*What is needed*. Locate each line containing the string "příznaky" and copy it out.

*Data provided*.

—————

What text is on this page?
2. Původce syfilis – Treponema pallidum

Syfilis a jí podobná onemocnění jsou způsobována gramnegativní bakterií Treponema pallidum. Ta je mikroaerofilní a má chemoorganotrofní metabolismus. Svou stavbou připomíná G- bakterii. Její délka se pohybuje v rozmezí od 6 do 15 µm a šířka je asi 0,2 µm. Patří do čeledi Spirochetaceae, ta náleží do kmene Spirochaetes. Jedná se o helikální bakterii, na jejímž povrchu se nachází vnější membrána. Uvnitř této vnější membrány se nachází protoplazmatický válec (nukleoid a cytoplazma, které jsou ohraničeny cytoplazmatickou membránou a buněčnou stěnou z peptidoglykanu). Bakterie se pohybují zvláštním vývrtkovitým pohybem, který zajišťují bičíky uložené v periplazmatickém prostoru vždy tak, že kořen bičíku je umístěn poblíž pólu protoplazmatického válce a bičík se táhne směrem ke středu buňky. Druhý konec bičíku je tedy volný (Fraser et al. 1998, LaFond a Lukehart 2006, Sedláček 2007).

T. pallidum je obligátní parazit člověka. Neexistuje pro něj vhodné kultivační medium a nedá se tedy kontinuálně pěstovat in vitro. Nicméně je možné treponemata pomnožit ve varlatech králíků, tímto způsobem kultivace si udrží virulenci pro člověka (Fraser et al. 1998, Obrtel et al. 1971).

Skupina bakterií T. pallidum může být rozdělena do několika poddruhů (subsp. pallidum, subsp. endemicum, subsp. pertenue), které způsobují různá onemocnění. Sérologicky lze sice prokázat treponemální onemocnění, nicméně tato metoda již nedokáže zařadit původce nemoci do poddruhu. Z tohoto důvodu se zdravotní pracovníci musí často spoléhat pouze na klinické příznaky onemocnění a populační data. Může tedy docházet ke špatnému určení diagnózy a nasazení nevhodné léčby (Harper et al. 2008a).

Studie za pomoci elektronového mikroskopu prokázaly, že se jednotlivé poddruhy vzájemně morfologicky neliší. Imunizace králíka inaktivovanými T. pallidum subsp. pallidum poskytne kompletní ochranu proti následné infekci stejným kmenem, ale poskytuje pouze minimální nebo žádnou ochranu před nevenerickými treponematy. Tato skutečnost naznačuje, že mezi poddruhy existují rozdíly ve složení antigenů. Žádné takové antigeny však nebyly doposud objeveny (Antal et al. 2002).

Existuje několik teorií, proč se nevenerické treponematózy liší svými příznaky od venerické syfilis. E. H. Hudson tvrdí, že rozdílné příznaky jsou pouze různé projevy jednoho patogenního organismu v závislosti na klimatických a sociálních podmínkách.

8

—————

*Result*.
Skupina bakterií T. pallidum může být rozdělena do několika poddruhů (subsp. pallidum, subsp. endemicum, subsp. pertenue), které způsobují různá onemocnění. Sérologicky lze sice prokázat treponemální onemocnění, nicméně tato metoda již nedokáže zařadit původce nemoci do poddruhu. Z tohoto důvodu se zdravotní pracovníci musí často spoléhat pouze na klinické příznaky onemocnění a populační data. Může tedy docházet ke špatnému určení diagnózy a nasazení nevhodné léčby (Harper et al. 2008a).
Existuje několik teorií, proč se nevenerické treponematózy liší svými příznaky od venerické syfilis. E. H. Hudson tvrdí, že rozdílné příznaky jsou pouze různé projevy jednoho patogenního organismu v závislosti na klimatických a sociálních podmínkách.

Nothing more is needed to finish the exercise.